-- Given records start --
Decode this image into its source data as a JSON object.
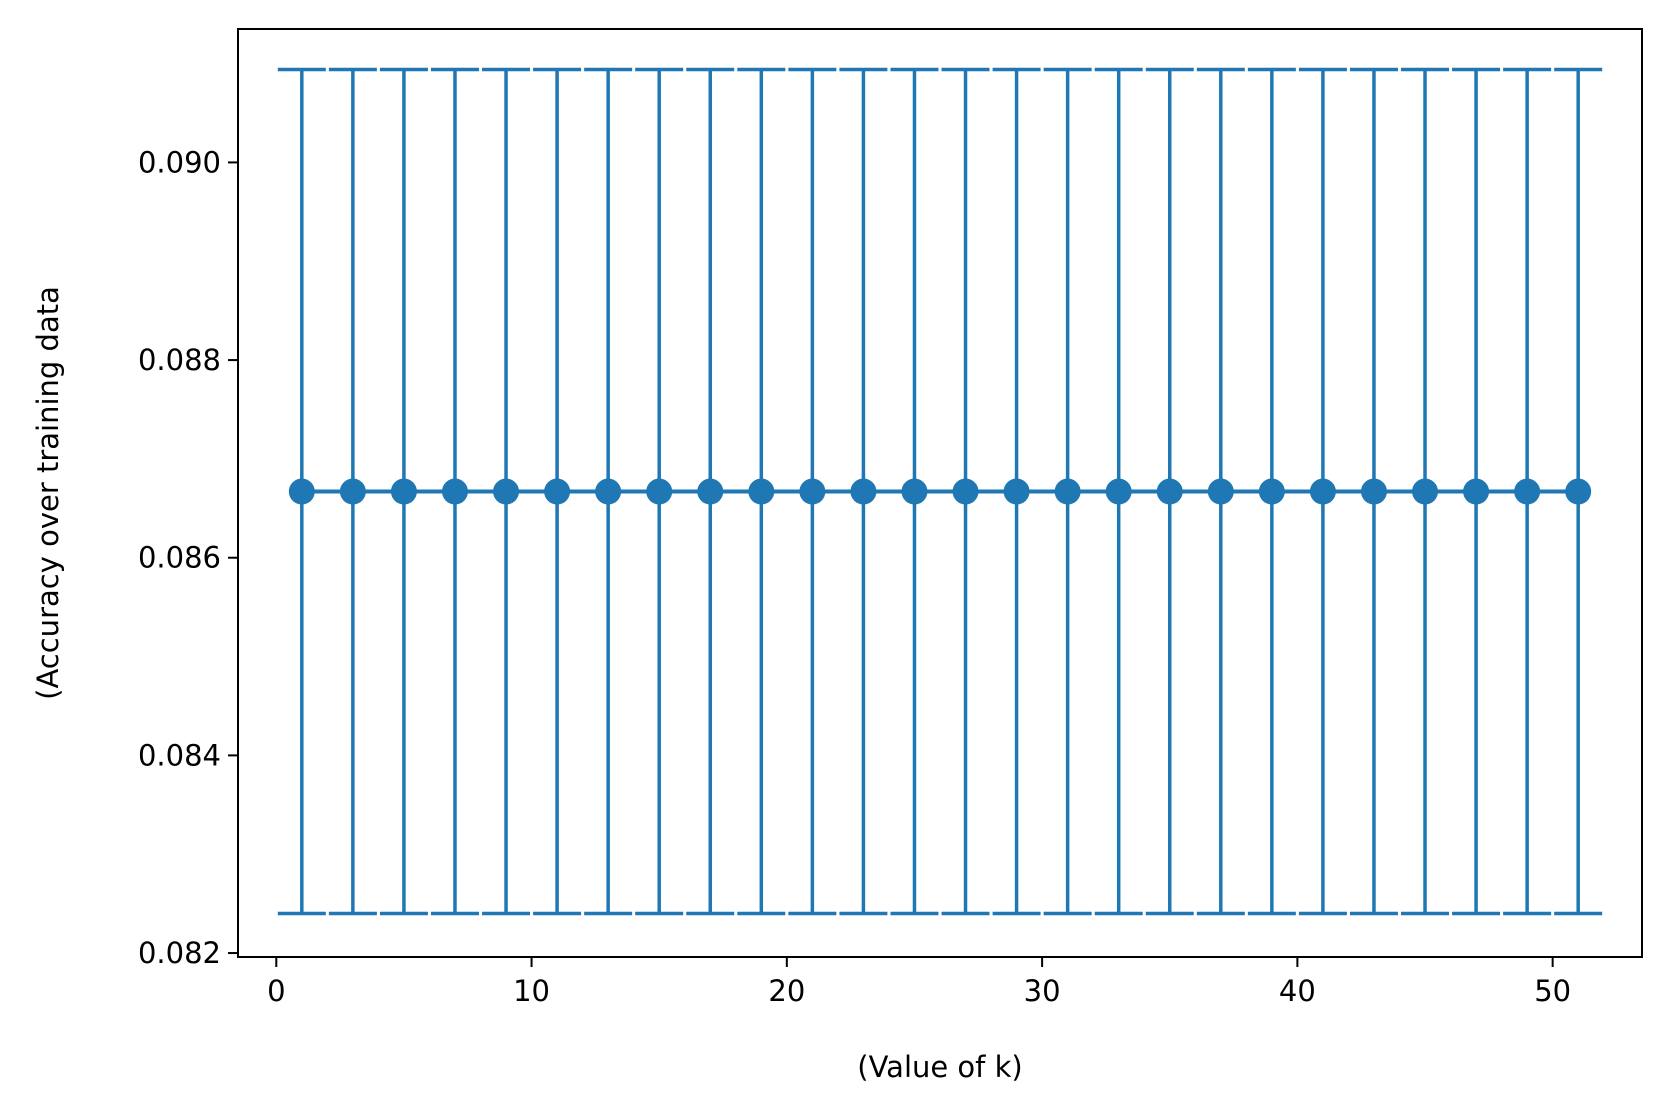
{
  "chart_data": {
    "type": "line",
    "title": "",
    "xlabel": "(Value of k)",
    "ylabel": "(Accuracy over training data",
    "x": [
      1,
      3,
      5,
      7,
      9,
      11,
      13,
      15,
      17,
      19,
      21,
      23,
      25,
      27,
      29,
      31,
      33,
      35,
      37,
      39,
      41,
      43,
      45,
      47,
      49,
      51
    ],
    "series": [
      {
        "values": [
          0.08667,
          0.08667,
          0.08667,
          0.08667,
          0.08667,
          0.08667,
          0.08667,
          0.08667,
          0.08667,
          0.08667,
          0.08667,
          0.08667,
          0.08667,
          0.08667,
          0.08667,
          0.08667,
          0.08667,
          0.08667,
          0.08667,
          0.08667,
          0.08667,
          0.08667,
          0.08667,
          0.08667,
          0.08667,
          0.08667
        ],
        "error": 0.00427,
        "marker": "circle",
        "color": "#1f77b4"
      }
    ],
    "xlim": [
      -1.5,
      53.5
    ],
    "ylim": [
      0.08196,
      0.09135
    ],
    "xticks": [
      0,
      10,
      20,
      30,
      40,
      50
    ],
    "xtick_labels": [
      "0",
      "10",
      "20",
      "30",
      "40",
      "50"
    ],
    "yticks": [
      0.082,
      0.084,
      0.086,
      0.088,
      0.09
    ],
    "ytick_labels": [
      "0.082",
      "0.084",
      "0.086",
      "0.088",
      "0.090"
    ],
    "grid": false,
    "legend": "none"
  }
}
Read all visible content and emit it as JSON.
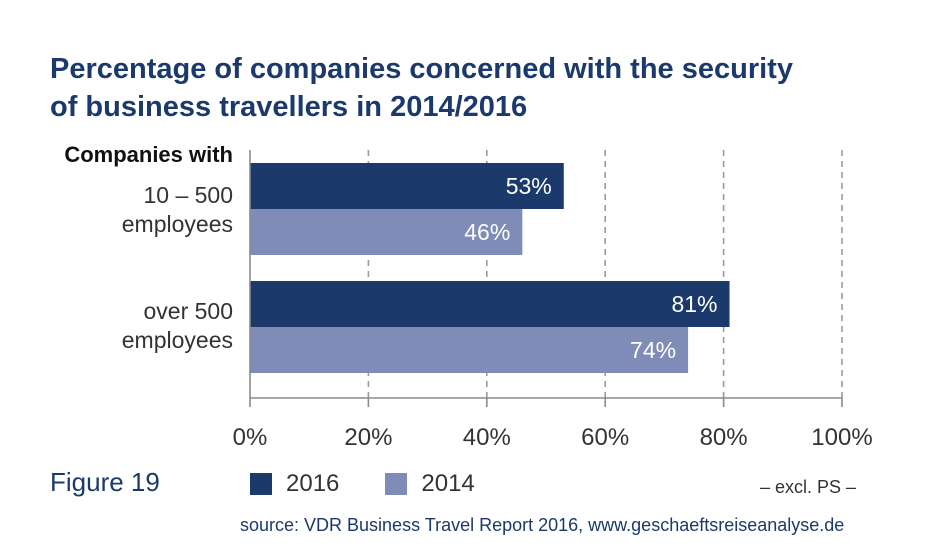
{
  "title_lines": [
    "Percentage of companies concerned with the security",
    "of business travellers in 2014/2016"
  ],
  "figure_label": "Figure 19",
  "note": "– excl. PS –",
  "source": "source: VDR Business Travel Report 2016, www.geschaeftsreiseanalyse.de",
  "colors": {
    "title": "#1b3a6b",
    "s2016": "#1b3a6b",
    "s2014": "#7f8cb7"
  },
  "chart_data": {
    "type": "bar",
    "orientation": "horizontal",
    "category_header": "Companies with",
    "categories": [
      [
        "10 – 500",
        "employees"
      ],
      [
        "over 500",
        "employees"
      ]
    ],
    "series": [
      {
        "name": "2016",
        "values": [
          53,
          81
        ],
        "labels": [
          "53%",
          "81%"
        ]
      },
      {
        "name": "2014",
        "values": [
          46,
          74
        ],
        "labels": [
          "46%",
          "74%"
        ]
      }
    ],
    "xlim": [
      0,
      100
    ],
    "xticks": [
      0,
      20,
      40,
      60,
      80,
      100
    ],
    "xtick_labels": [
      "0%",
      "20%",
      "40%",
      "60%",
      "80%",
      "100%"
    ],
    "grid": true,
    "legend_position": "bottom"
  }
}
-- Given records end --
-- Given records start --
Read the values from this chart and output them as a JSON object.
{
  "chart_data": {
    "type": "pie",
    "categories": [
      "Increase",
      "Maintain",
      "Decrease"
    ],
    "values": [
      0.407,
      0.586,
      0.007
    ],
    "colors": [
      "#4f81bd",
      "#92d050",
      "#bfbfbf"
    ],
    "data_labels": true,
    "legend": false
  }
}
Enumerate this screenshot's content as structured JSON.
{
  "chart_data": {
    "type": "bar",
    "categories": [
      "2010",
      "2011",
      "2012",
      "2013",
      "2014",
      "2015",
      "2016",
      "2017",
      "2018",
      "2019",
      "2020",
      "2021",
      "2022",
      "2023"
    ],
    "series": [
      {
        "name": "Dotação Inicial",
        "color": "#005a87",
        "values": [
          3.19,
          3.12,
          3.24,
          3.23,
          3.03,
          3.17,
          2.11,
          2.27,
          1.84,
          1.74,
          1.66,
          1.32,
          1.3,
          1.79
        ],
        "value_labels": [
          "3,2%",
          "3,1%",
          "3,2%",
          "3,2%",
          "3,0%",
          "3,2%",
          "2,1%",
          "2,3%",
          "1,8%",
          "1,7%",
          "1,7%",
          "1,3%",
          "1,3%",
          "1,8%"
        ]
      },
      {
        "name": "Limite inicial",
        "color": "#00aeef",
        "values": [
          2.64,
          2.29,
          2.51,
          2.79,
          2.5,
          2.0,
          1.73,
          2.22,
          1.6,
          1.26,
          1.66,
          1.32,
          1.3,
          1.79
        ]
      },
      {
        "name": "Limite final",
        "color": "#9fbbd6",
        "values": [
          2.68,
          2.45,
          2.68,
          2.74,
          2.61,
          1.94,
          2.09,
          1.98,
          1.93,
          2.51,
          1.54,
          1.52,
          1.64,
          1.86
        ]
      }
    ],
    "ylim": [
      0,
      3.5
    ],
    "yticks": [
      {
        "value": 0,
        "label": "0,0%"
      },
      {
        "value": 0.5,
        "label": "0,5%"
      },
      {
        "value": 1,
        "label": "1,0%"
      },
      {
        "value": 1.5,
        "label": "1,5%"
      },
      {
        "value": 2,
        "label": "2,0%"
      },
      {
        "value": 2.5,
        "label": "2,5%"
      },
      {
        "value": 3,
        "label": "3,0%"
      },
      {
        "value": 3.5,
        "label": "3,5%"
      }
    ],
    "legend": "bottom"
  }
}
-- Given records end --
Problem ▸ Each line in the data that holds the string "this" should be found and copied.

Final result ▸
Decode this image into its source data as a JSON object.
Read the values from this chart and output them as a JSON object.
Enumerate this screenshot's content as structured JSON.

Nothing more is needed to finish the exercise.